WHAT TO PRODUCE: Return all the data below as it stands, minus the pictures.

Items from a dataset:
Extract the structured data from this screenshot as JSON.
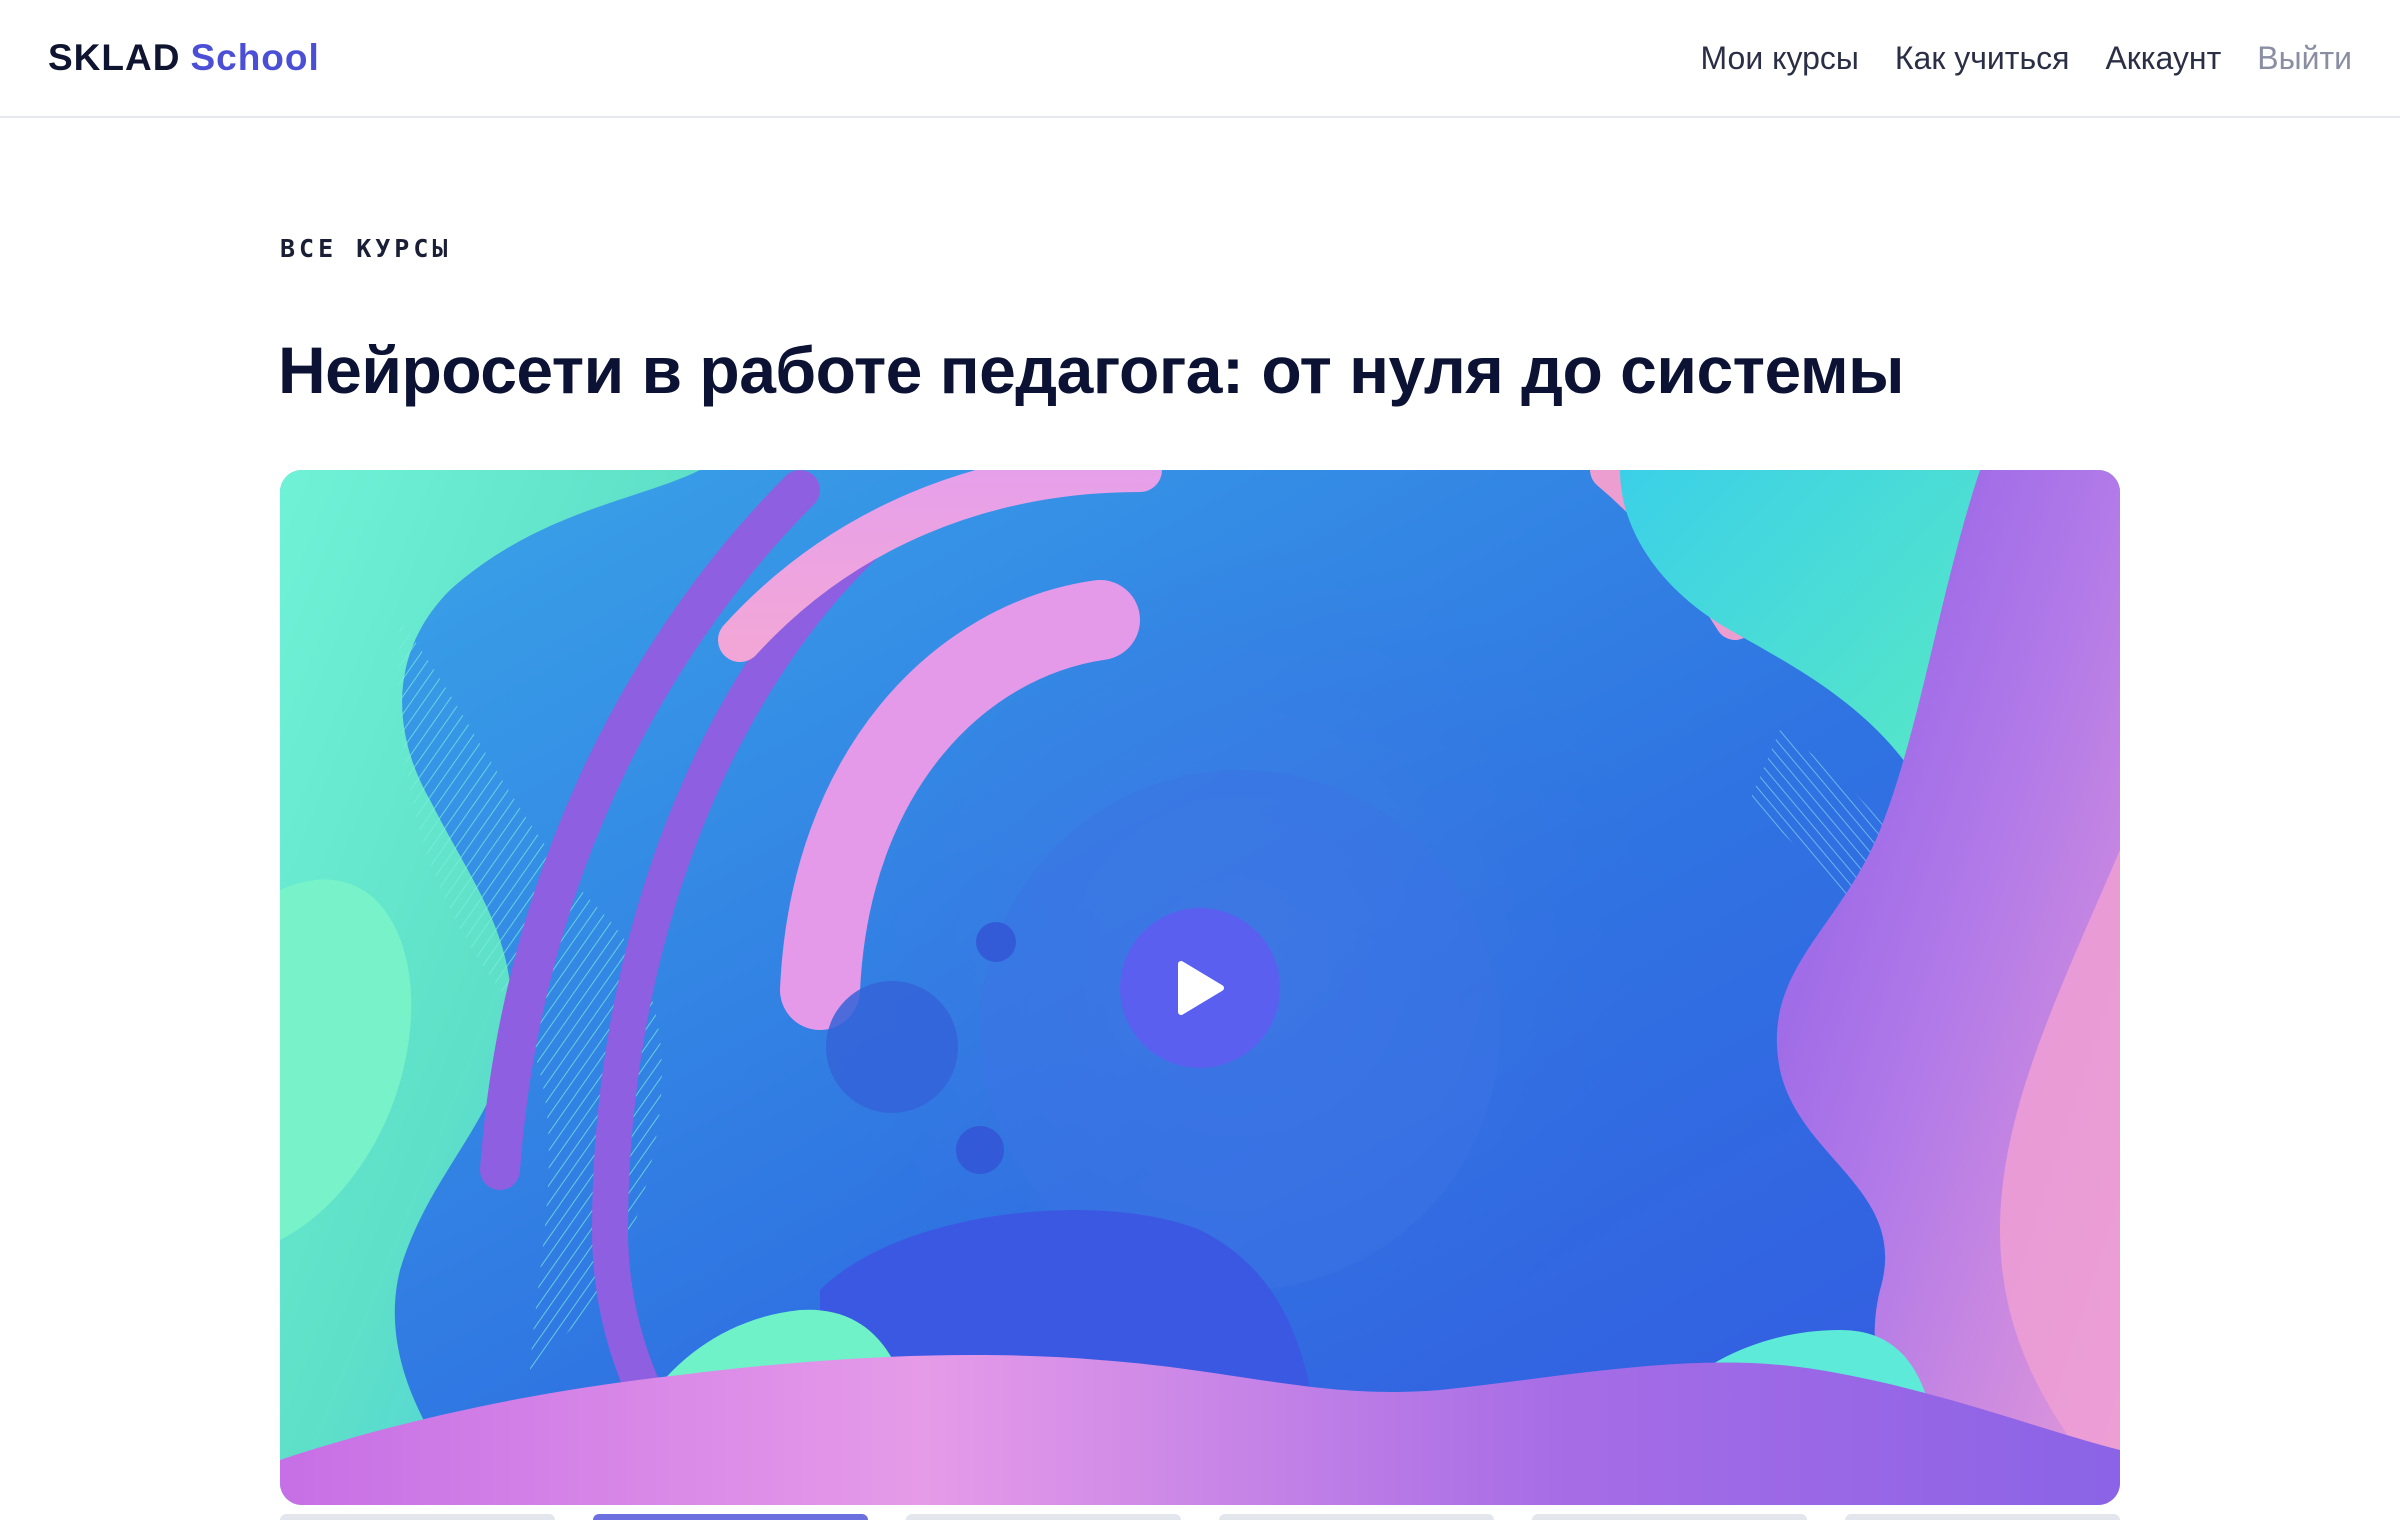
{
  "header": {
    "brand": "SKLAD",
    "brand_accent": "School",
    "nav": [
      {
        "label": "Мои курсы"
      },
      {
        "label": "Как учиться"
      },
      {
        "label": "Аккаунт"
      },
      {
        "label": "Выйти"
      }
    ]
  },
  "breadcrumb": "ВСЕ КУРСЫ",
  "course": {
    "title": "Нейросети в работе педагога: от нуля до системы"
  },
  "video": {
    "icon": "play-icon"
  },
  "colors": {
    "accent": "#4b4fd6",
    "play_button": "#5a5ff0",
    "title": "#0b1233",
    "muted_nav": "#8a8ea3"
  }
}
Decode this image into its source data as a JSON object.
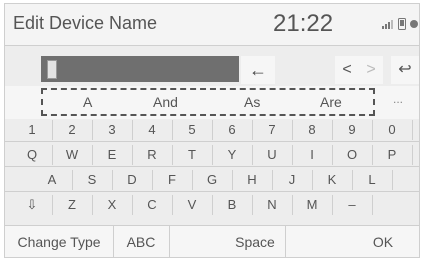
{
  "header": {
    "title": "Edit Device Name",
    "time": "21:22",
    "signal_icon": "signal-bars-icon",
    "phone_icon": "phone-icon"
  },
  "input": {
    "value": "",
    "backspace_label": "←",
    "left_label": "<",
    "right_label": ">",
    "undo_label": "↩"
  },
  "suggestions": {
    "items": [
      "A",
      "And",
      "As",
      "Are"
    ],
    "more_label": "..."
  },
  "keyboard": {
    "row1": [
      "1",
      "2",
      "3",
      "4",
      "5",
      "6",
      "7",
      "8",
      "9",
      "0"
    ],
    "row2": [
      "Q",
      "W",
      "E",
      "R",
      "T",
      "Y",
      "U",
      "I",
      "O",
      "P"
    ],
    "row3": [
      "A",
      "S",
      "D",
      "F",
      "G",
      "H",
      "J",
      "K",
      "L"
    ],
    "row4": [
      "⇩",
      "Z",
      "X",
      "C",
      "V",
      "B",
      "N",
      "M",
      "–"
    ]
  },
  "bottom": {
    "change_type": "Change Type",
    "abc": "ABC",
    "space": "Space",
    "ok": "OK"
  }
}
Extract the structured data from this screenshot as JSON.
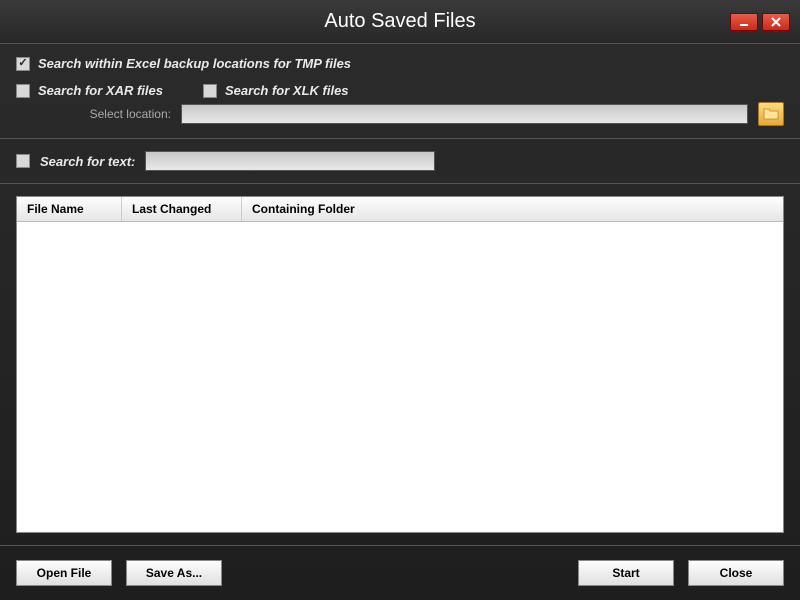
{
  "title": "Auto Saved Files",
  "checkboxes": {
    "tmp": {
      "label": "Search within Excel backup locations for TMP files",
      "checked": true
    },
    "xar": {
      "label": "Search for XAR files",
      "checked": false
    },
    "xlk": {
      "label": "Search for XLK files",
      "checked": false
    },
    "text": {
      "label": "Search for text:",
      "checked": false
    }
  },
  "location": {
    "label": "Select location:",
    "value": ""
  },
  "searchText": {
    "value": ""
  },
  "table": {
    "columns": [
      "File Name",
      "Last Changed",
      "Containing Folder"
    ]
  },
  "buttons": {
    "openFile": "Open File",
    "saveAs": "Save As...",
    "start": "Start",
    "close": "Close"
  }
}
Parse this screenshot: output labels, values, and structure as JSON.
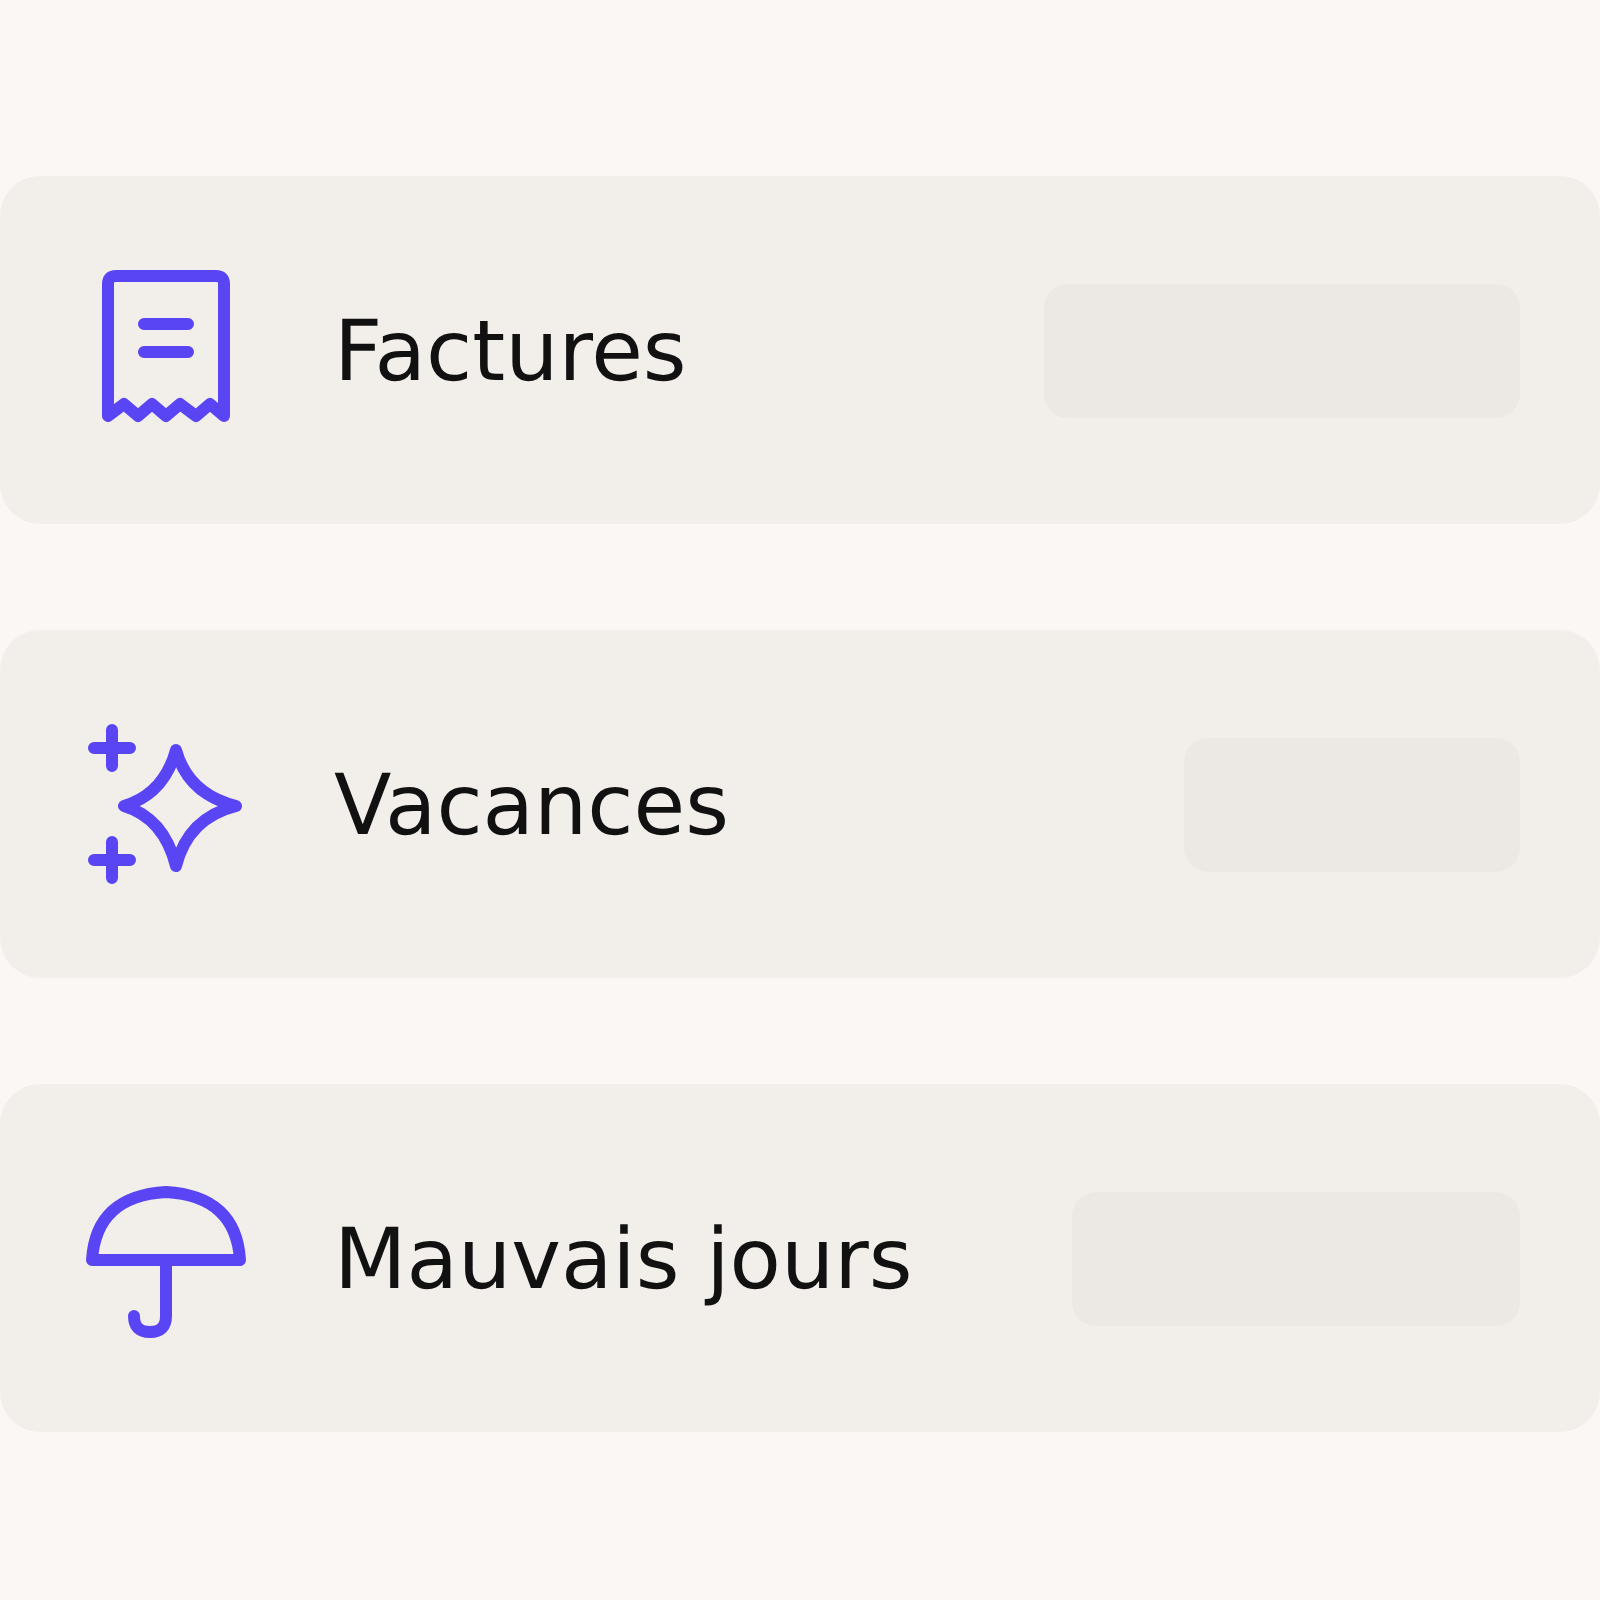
{
  "categories": [
    {
      "label": "Factures"
    },
    {
      "label": "Vacances"
    },
    {
      "label": "Mauvais jours"
    }
  ]
}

THE REPLY:
Extract the structured data from this screenshot as JSON.
{
  "header": {
    "brand": "SKLAD",
    "brand_accent": "School",
    "nav": [
      {
        "label": "Мои курсы"
      },
      {
        "label": "Как учиться"
      },
      {
        "label": "Аккаунт"
      },
      {
        "label": "Выйти"
      }
    ]
  },
  "breadcrumb": "ВСЕ КУРСЫ",
  "course": {
    "title": "Нейросети в работе педагога: от нуля до системы"
  },
  "video": {
    "icon": "play-icon"
  },
  "colors": {
    "accent": "#4b4fd6",
    "play_button": "#5a5ff0",
    "title": "#0b1233",
    "muted_nav": "#8a8ea3"
  }
}
Decode this image into its source data as a JSON object.
{
  "header": {
    "title": "Edit Device Name",
    "time": "21:22",
    "signal_icon": "signal-bars-icon",
    "phone_icon": "phone-icon"
  },
  "input": {
    "value": "",
    "backspace_label": "←",
    "left_label": "<",
    "right_label": ">",
    "undo_label": "↩"
  },
  "suggestions": {
    "items": [
      "A",
      "And",
      "As",
      "Are"
    ],
    "more_label": "..."
  },
  "keyboard": {
    "row1": [
      "1",
      "2",
      "3",
      "4",
      "5",
      "6",
      "7",
      "8",
      "9",
      "0"
    ],
    "row2": [
      "Q",
      "W",
      "E",
      "R",
      "T",
      "Y",
      "U",
      "I",
      "O",
      "P"
    ],
    "row3": [
      "A",
      "S",
      "D",
      "F",
      "G",
      "H",
      "J",
      "K",
      "L"
    ],
    "row4": [
      "⇩",
      "Z",
      "X",
      "C",
      "V",
      "B",
      "N",
      "M",
      "–"
    ]
  },
  "bottom": {
    "change_type": "Change Type",
    "abc": "ABC",
    "space": "Space",
    "ok": "OK"
  }
}
Extract the structured data from this screenshot as JSON.
{
  "title": "Auto Saved Files",
  "checkboxes": {
    "tmp": {
      "label": "Search within Excel backup locations for TMP files",
      "checked": true
    },
    "xar": {
      "label": "Search for XAR files",
      "checked": false
    },
    "xlk": {
      "label": "Search for XLK files",
      "checked": false
    },
    "text": {
      "label": "Search for text:",
      "checked": false
    }
  },
  "location": {
    "label": "Select location:",
    "value": ""
  },
  "searchText": {
    "value": ""
  },
  "table": {
    "columns": [
      "File Name",
      "Last Changed",
      "Containing Folder"
    ]
  },
  "buttons": {
    "openFile": "Open File",
    "saveAs": "Save As...",
    "start": "Start",
    "close": "Close"
  }
}
Parse this screenshot: output labels, values, and structure as JSON.
{
  "categories": [
    {
      "label": "Factures"
    },
    {
      "label": "Vacances"
    },
    {
      "label": "Mauvais jours"
    }
  ]
}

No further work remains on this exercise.